» **Task to carry out**: Pull out every line below that contains the string "haha", matching case exactly.

Layout element entries
[start]

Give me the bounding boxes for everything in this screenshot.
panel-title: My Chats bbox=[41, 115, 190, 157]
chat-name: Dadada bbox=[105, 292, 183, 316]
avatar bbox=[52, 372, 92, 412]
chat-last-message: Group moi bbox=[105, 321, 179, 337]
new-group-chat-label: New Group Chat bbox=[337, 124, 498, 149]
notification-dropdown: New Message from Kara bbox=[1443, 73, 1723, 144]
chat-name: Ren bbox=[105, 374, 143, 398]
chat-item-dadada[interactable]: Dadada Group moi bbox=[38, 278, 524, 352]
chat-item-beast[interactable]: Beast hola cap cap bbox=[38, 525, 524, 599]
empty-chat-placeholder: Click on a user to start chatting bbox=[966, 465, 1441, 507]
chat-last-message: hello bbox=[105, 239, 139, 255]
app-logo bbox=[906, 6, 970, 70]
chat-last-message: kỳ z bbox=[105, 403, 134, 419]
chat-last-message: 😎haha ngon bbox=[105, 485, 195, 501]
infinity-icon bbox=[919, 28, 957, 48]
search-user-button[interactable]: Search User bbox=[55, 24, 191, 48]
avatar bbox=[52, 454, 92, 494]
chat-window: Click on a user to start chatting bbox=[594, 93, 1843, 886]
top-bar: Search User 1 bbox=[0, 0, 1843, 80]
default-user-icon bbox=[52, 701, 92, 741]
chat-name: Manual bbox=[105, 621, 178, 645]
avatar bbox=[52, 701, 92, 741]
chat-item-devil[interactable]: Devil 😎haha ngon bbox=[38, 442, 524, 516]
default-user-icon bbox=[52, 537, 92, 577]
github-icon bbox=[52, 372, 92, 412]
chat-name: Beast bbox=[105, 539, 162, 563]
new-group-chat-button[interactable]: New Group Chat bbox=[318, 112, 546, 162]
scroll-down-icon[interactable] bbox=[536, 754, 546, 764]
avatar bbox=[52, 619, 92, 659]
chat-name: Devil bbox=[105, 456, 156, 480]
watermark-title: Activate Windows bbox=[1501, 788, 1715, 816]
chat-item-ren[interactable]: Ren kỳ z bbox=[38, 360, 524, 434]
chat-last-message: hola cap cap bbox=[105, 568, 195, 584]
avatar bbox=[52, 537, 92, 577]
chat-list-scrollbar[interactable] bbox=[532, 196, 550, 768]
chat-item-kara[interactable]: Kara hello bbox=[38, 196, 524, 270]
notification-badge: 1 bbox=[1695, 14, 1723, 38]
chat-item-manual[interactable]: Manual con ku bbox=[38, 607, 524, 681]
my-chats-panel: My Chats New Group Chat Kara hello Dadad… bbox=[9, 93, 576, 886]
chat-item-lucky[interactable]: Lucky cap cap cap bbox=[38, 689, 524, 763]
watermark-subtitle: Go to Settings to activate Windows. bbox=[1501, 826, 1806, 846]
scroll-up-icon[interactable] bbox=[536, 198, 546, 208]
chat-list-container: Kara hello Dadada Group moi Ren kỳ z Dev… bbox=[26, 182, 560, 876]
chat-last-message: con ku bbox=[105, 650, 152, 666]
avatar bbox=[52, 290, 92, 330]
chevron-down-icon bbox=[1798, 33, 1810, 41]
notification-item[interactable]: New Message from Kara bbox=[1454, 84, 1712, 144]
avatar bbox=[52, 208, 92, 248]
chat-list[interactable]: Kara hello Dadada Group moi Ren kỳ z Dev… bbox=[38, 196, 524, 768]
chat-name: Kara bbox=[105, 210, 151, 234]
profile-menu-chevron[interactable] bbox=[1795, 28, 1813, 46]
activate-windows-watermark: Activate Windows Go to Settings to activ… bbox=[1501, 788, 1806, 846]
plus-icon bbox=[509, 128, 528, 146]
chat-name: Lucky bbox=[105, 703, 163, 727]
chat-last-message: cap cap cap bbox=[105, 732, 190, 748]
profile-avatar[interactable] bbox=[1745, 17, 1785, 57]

[end]

» **Result of the exercise**:
chat-last-message: 😎haha ngon bbox=[105, 485, 195, 501]
chat-item-devil[interactable]: Devil 😎haha ngon bbox=[38, 442, 524, 516]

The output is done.